_WHAT IS EXPECTED_
Return, unchanged, the part of the listing that runs from its first line through the line containing "staticText: WXYZ bbox=[310, 729, 374, 760]", including both of those lines.

────────────────────────────────────────

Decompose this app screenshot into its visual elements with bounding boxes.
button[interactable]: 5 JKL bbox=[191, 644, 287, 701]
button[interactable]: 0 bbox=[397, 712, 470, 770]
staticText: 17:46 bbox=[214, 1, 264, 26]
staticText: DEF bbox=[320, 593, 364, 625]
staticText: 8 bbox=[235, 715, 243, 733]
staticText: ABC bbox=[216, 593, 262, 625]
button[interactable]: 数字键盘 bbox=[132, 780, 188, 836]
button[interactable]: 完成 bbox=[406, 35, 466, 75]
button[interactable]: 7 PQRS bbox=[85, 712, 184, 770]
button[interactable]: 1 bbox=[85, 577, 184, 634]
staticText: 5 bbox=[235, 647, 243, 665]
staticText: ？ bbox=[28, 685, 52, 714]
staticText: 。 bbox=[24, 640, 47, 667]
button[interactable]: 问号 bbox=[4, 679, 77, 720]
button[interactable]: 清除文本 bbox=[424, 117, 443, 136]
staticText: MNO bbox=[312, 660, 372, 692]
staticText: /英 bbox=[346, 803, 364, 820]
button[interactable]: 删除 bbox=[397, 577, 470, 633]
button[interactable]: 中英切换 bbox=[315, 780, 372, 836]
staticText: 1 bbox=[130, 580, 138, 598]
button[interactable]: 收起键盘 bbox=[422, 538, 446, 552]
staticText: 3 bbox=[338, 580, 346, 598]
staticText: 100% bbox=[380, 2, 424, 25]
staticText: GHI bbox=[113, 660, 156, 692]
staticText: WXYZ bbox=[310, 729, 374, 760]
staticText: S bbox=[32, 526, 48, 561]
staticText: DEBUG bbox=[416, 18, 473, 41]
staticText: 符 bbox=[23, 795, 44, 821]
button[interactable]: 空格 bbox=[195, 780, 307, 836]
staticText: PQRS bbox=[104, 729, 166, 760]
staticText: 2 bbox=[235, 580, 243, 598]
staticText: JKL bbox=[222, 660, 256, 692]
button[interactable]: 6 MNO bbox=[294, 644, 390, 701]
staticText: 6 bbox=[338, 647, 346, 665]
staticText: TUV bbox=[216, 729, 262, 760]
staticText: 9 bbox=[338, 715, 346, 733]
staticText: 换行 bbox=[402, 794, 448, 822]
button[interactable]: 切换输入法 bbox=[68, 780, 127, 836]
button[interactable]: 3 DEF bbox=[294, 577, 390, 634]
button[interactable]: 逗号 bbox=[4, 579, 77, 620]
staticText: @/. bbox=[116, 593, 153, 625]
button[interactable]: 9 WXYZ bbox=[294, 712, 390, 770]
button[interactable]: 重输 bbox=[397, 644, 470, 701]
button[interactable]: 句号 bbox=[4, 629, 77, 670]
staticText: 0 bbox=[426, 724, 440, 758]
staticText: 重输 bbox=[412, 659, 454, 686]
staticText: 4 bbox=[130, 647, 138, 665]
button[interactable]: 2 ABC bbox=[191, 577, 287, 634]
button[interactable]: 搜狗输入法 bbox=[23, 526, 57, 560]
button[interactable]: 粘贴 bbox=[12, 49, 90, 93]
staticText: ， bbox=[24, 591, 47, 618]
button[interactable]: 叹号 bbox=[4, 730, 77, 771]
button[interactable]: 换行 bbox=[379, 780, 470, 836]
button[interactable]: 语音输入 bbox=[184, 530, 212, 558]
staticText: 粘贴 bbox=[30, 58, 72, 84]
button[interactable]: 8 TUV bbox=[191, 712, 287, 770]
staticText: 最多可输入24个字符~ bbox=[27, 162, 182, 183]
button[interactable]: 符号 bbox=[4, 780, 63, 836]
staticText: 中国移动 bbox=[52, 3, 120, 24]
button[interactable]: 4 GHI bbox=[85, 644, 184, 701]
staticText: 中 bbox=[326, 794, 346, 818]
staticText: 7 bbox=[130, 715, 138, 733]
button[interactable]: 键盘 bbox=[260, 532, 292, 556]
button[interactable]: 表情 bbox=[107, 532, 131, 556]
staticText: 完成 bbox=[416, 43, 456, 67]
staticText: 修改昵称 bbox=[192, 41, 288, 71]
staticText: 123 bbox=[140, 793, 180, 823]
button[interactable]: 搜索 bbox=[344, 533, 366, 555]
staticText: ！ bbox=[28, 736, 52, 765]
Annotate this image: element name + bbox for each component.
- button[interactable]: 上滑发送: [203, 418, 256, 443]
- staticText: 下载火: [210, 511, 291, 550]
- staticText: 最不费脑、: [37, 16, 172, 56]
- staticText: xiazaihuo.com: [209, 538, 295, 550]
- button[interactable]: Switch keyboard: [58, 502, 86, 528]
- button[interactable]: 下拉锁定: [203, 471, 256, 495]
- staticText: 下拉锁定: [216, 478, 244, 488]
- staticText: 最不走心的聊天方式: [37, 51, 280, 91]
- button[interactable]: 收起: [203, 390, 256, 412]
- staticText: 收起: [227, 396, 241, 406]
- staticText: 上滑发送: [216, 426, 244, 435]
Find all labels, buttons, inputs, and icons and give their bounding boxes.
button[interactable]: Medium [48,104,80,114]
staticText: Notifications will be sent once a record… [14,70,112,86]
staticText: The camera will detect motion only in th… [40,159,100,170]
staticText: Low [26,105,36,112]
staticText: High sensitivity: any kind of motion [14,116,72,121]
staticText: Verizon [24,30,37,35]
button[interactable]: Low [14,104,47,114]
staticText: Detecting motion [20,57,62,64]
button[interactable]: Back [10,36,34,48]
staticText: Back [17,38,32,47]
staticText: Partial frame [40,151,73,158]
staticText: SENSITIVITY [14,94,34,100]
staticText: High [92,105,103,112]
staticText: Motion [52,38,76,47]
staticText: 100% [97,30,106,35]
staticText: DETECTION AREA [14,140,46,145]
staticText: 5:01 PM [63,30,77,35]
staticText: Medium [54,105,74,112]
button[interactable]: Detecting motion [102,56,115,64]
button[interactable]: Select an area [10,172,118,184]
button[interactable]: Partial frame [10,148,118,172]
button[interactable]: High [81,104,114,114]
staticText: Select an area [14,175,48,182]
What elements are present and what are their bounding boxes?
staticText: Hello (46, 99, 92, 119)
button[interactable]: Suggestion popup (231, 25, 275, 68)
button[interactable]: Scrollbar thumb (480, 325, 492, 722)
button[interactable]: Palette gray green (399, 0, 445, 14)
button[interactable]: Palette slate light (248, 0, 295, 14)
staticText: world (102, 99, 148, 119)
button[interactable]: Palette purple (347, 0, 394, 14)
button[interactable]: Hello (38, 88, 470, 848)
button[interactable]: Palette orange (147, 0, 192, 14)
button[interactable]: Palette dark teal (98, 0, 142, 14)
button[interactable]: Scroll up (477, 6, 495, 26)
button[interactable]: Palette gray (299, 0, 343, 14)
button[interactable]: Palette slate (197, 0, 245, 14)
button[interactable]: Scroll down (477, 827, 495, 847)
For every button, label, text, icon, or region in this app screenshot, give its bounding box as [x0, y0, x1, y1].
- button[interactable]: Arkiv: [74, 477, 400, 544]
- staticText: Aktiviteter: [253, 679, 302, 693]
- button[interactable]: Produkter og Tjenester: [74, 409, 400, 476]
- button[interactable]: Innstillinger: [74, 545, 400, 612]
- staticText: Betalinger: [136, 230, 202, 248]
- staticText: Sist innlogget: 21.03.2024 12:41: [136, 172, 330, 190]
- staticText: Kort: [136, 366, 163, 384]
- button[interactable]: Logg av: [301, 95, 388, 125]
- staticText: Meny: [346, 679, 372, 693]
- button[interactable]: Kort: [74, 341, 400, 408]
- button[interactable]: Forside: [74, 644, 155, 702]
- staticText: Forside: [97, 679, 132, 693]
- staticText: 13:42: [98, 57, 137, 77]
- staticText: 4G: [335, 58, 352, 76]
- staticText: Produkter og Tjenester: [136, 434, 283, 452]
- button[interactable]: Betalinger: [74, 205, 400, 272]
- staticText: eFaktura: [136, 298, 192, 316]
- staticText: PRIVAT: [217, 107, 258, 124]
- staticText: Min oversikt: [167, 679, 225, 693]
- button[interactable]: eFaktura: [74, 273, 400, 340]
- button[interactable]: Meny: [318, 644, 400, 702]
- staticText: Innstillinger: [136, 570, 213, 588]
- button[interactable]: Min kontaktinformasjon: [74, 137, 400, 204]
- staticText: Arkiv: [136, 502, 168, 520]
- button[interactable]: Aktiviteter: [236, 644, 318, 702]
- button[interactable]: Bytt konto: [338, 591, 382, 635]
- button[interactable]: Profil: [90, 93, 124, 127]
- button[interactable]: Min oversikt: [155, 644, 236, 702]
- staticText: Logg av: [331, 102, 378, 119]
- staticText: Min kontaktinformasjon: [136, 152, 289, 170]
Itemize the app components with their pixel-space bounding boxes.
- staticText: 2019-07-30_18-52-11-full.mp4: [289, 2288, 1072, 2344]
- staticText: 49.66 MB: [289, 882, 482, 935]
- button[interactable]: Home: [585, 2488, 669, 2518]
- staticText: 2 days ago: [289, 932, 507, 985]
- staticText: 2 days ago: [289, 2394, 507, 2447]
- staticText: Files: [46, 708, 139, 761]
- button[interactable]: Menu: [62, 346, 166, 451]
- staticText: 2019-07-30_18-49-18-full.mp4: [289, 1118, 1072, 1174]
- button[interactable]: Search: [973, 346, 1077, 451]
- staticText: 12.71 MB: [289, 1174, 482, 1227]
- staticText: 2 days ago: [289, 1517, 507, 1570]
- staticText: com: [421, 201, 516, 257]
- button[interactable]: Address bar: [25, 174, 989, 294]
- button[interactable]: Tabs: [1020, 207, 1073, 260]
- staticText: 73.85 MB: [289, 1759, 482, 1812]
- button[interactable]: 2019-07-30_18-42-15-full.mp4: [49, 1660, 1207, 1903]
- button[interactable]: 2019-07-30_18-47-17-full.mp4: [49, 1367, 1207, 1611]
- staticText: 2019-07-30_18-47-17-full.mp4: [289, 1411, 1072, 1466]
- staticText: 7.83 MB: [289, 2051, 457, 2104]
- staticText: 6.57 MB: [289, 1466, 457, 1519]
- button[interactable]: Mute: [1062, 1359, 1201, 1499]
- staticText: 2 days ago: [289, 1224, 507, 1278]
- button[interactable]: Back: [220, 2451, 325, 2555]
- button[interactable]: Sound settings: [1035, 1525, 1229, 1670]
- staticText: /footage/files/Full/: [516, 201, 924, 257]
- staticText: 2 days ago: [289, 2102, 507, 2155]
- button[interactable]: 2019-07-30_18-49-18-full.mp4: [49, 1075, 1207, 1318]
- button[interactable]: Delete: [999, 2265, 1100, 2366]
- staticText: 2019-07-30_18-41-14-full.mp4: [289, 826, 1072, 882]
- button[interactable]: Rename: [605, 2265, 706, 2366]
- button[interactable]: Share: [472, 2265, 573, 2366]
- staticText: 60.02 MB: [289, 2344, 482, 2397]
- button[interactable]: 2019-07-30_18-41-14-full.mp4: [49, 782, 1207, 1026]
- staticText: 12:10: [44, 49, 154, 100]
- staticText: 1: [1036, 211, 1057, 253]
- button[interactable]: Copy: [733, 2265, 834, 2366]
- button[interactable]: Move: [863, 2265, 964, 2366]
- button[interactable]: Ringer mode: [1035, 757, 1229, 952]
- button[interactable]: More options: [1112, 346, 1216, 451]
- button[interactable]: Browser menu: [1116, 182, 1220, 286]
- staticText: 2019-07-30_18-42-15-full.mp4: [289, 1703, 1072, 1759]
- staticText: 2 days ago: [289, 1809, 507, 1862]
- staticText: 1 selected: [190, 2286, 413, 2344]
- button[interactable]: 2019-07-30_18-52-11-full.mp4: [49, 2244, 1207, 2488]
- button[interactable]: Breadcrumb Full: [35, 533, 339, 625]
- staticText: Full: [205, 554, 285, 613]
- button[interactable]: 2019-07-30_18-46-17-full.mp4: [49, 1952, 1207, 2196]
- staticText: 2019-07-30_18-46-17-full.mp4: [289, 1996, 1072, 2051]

────────────────────────────────────────

_EXERCISE SOLUTION_
Decompose this app screenshot into its visual elements with bounding boxes.
button[interactable]: 5 JKL bbox=[191, 644, 287, 701]
button[interactable]: 0 bbox=[397, 712, 470, 770]
staticText: 17:46 bbox=[214, 1, 264, 26]
staticText: DEF bbox=[320, 593, 364, 625]
staticText: 8 bbox=[235, 715, 243, 733]
staticText: ABC bbox=[216, 593, 262, 625]
button[interactable]: 数字键盘 bbox=[132, 780, 188, 836]
button[interactable]: 完成 bbox=[406, 35, 466, 75]
button[interactable]: 7 PQRS bbox=[85, 712, 184, 770]
button[interactable]: 1 bbox=[85, 577, 184, 634]
staticText: 5 bbox=[235, 647, 243, 665]
staticText: ？ bbox=[28, 685, 52, 714]
staticText: 。 bbox=[24, 640, 47, 667]
button[interactable]: 问号 bbox=[4, 679, 77, 720]
button[interactable]: 清除文本 bbox=[424, 117, 443, 136]
staticText: MNO bbox=[312, 660, 372, 692]
staticText: /英 bbox=[346, 803, 364, 820]
button[interactable]: 删除 bbox=[397, 577, 470, 633]
button[interactable]: 中英切换 bbox=[315, 780, 372, 836]
staticText: 1 bbox=[130, 580, 138, 598]
button[interactable]: 收起键盘 bbox=[422, 538, 446, 552]
staticText: 3 bbox=[338, 580, 346, 598]
staticText: 100% bbox=[380, 2, 424, 25]
staticText: GHI bbox=[113, 660, 156, 692]
staticText: WXYZ bbox=[310, 729, 374, 760]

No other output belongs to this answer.